Copy, from the entries below, each line where the word "triangle" can be found.

--- Start RECORD EXCERPTS ---

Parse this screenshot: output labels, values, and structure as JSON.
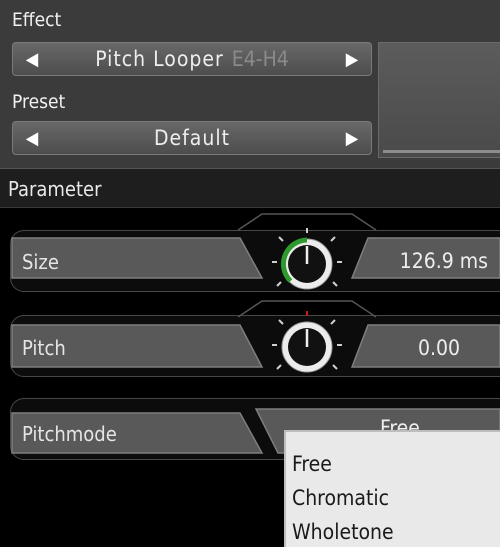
{
  "effect": {
    "label": "Effect",
    "name": "Pitch Looper",
    "range": "E4-H4",
    "prev_icon": "left-triangle-icon",
    "next_icon": "right-triangle-icon"
  },
  "preset": {
    "label": "Preset",
    "name": "Default"
  },
  "parameter_section": {
    "title": "Parameter"
  },
  "params": [
    {
      "name": "Size",
      "value": "126.9 ms",
      "knob_level": 0.55,
      "knob_color": "#2e9a2e"
    },
    {
      "name": "Pitch",
      "value": "0.00",
      "knob_level": 0.5,
      "knob_color": "#d01818"
    },
    {
      "name": "Pitchmode",
      "value": "Free"
    }
  ],
  "pitchmode_dropdown": {
    "options": [
      "Free",
      "Chromatic",
      "Wholetone"
    ]
  },
  "colors": {
    "header_bg": "#3b3b3b",
    "panel_bg": "#000000",
    "knob_accent_size": "#2e9a2e",
    "knob_accent_pitch": "#d01818",
    "dropdown_bg": "#e9e9e9"
  }
}
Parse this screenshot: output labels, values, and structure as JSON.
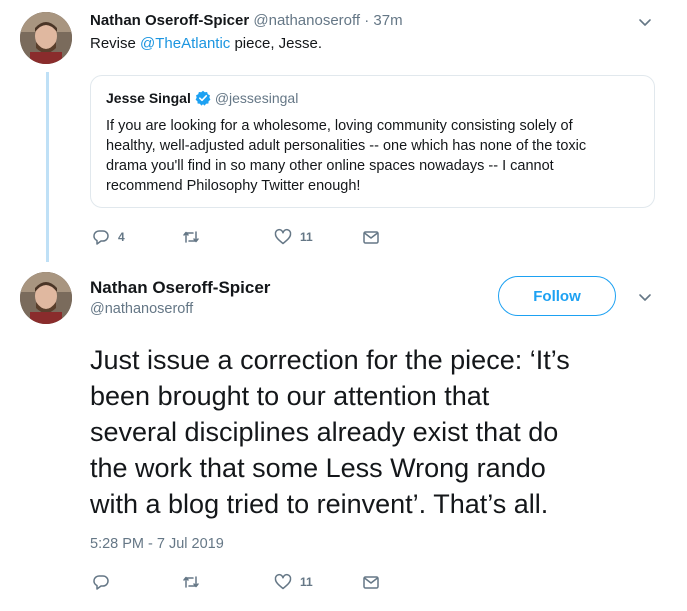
{
  "tweet1": {
    "name": "Nathan Oseroff-Spicer",
    "handle": "@nathanoseroff",
    "separator": "·",
    "time": "37m",
    "text_before": "Revise ",
    "mention": "@TheAtlantic",
    "text_after": " piece, Jesse.",
    "quote": {
      "name": "Jesse Singal",
      "handle": "@jessesingal",
      "verified": true,
      "lines": [
        "If you are looking for a wholesome, loving community consisting solely of",
        "healthy, well-adjusted adult personalities -- one which has none of the toxic",
        "drama you'll find in so many other online spaces nowadays -- I cannot",
        "recommend Philosophy Twitter enough!"
      ]
    },
    "actions": {
      "replies": "4",
      "retweets": "",
      "likes": "11"
    }
  },
  "tweet2": {
    "name": "Nathan Oseroff-Spicer",
    "handle": "@nathanoseroff",
    "follow_label": "Follow",
    "lines": [
      "Just issue a correction for the piece: ‘It’s",
      "been brought to our attention that",
      "several disciplines already exist that do",
      "the work that some Less Wrong rando",
      "with a blog tried to reinvent’. That’s all."
    ],
    "timestamp": "5:28 PM - 7 Jul 2019",
    "actions": {
      "replies": "",
      "retweets": "",
      "likes": "11"
    }
  },
  "colors": {
    "accent": "#1da1f2",
    "link": "#1b95e0",
    "muted": "#657786",
    "thread_line": "#bfe0f6"
  },
  "icons": [
    "chevron-down-icon",
    "verified-badge-icon",
    "reply-icon",
    "retweet-icon",
    "like-icon",
    "message-icon"
  ]
}
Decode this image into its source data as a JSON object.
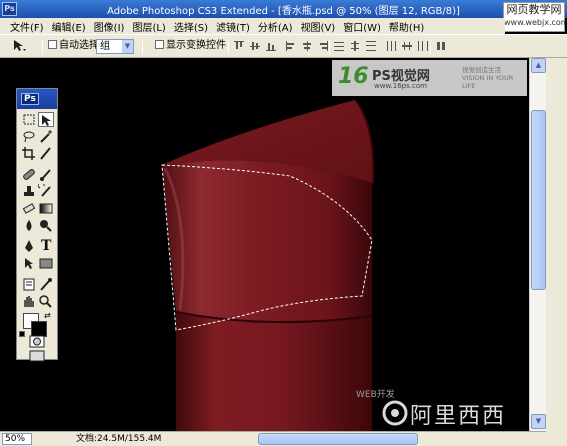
{
  "window": {
    "title": "Adobe Photoshop CS3 Extended - [香水瓶.psd @ 50% (图层 12, RGB/8)]",
    "icon": "Ps"
  },
  "watermark_top": {
    "line1": "网页教学网",
    "line2": "www.webjx.com"
  },
  "menu": {
    "items": [
      "文件(F)",
      "编辑(E)",
      "图像(I)",
      "图层(L)",
      "选择(S)",
      "滤镜(T)",
      "分析(A)",
      "视图(V)",
      "窗口(W)",
      "帮助(H)"
    ]
  },
  "options": {
    "auto_select_label": "自动选择:",
    "auto_select_value": "组",
    "show_transform_label": "显示变换控件"
  },
  "tools_palette": {
    "badge": "Ps",
    "type_tool_label": "T"
  },
  "logo": {
    "mark": "16",
    "name": "PS视觉网",
    "url": "www.16ps.com",
    "tagline": "视觉创造生活 VISION IN YOUR LIFE"
  },
  "brand": {
    "small": "WEB开发",
    "text": "阿里西西"
  },
  "status": {
    "zoom": "50%",
    "doc_info": "文档:24.5M/155.4M"
  },
  "colors": {
    "bottle_red": "#8a1e24",
    "canvas_bg": "#000000",
    "chrome_bg": "#ece9d8",
    "titlebar": "#1d4fae"
  }
}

--- End RECORD EXCERPTS ---

◆ CORRECT RESPONSE:
    "prev_icon": "left-triangle-icon",
    "next_icon": "right-triangle-icon"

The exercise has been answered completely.